→ SHORT TASK
The listing below is to be output in its exact form.

Dataset entries

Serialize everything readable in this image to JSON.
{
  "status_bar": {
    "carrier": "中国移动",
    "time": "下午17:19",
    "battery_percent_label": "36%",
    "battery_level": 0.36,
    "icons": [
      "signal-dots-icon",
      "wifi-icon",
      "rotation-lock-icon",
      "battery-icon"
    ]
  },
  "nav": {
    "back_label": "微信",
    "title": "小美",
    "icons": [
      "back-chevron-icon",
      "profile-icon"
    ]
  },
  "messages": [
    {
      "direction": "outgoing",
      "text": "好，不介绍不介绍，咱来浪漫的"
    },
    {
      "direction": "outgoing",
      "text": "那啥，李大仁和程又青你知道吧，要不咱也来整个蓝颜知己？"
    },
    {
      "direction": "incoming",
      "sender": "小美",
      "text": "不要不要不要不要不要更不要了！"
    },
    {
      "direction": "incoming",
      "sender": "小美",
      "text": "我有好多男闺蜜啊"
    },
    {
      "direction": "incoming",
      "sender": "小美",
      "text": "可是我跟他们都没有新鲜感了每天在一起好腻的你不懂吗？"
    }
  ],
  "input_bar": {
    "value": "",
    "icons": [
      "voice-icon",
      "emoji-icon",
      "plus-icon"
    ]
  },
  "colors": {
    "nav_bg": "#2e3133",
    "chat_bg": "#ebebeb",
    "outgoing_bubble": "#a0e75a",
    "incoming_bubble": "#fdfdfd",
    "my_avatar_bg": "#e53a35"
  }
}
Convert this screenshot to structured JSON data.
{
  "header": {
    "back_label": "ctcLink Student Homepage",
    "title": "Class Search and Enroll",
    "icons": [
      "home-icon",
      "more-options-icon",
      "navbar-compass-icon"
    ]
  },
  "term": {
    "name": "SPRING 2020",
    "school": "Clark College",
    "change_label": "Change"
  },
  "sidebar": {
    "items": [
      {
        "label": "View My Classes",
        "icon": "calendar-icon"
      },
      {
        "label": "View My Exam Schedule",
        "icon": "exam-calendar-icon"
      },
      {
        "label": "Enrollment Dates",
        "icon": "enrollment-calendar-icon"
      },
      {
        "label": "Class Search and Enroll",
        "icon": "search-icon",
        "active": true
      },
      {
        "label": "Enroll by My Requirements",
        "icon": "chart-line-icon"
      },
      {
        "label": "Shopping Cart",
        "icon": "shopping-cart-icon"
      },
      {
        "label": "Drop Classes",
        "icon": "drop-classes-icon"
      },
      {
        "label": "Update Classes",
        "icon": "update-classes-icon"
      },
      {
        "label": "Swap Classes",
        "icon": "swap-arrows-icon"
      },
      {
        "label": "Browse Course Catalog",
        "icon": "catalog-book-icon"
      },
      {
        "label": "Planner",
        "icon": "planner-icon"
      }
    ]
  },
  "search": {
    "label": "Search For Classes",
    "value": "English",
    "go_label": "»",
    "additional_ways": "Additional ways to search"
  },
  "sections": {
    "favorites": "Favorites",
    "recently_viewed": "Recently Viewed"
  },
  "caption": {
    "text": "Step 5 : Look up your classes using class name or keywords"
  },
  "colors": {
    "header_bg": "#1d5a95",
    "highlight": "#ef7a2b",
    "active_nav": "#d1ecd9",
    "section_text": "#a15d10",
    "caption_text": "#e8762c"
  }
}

→ RESPONSE TO THE EXERCISE
Serialize everything readable in this image to JSON.
{
  "status_bar": {
    "carrier": "中国移动",
    "time": "下午17:19",
    "battery_percent_label": "36%",
    "battery_level": 0.36,
    "icons": [
      "signal-dots-icon",
      "wifi-icon",
      "rotation-lock-icon",
      "battery-icon"
    ]
  },
  "nav": {
    "back_label": "微信",
    "title": "小美",
    "icons": [
      "back-chevron-icon",
      "profile-icon"
    ]
  },
  "messages": [
    {
      "direction": "outgoing",
      "text": "好，不介绍不介绍，咱来浪漫的"
    },
    {
      "direction": "outgoing",
      "text": "那啥，李大仁和程又青你知道吧，要不咱也来整个蓝颜知己？"
    },
    {
      "direction": "incoming",
      "sender": "小美",
      "text": "不要不要不要不要不要更不要了！"
    },
    {
      "direction": "incoming",
      "sender": "小美",
      "text": "我有好多男闺蜜啊"
    },
    {
      "direction": "incoming",
      "sender": "小美",
      "text": "可是我跟他们都没有新鲜感了每天在一起好腻的你不懂吗？"
    }
  ],
  "input_bar": {
    "value": "",
    "icons": [
      "voice-icon",
      "emoji-icon",
      "plus-icon"
    ]
  },
  "colors": {
    "nav_bg": "#2e3133",
    "chat_bg": "#ebebeb",
    "outgoing_bubble": "#a0e75a",
    "incoming_bubble": "#fdfdfd",
    "my_avatar_bg": "#e53a35"
  }
}
Convert this screenshot to structured JSON data.
{
  "header": {
    "back_label": "ctcLink Student Homepage",
    "title": "Class Search and Enroll",
    "icons": [
      "home-icon",
      "more-options-icon",
      "navbar-compass-icon"
    ]
  },
  "term": {
    "name": "SPRING 2020",
    "school": "Clark College",
    "change_label": "Change"
  },
  "sidebar": {
    "items": [
      {
        "label": "View My Classes",
        "icon": "calendar-icon"
      },
      {
        "label": "View My Exam Schedule",
        "icon": "exam-calendar-icon"
      },
      {
        "label": "Enrollment Dates",
        "icon": "enrollment-calendar-icon"
      },
      {
        "label": "Class Search and Enroll",
        "icon": "search-icon",
        "active": true
      },
      {
        "label": "Enroll by My Requirements",
        "icon": "chart-line-icon"
      },
      {
        "label": "Shopping Cart",
        "icon": "shopping-cart-icon"
      },
      {
        "label": "Drop Classes",
        "icon": "drop-classes-icon"
      },
      {
        "label": "Update Classes",
        "icon": "update-classes-icon"
      },
      {
        "label": "Swap Classes",
        "icon": "swap-arrows-icon"
      },
      {
        "label": "Browse Course Catalog",
        "icon": "catalog-book-icon"
      },
      {
        "label": "Planner",
        "icon": "planner-icon"
      }
    ]
  },
  "search": {
    "label": "Search For Classes",
    "value": "English",
    "go_label": "»",
    "additional_ways": "Additional ways to search"
  },
  "sections": {
    "favorites": "Favorites",
    "recently_viewed": "Recently Viewed"
  },
  "caption": {
    "text": "Step 5 : Look up your classes using class name or keywords"
  },
  "colors": {
    "header_bg": "#1d5a95",
    "highlight": "#ef7a2b",
    "active_nav": "#d1ecd9",
    "section_text": "#a15d10",
    "caption_text": "#e8762c"
  }
}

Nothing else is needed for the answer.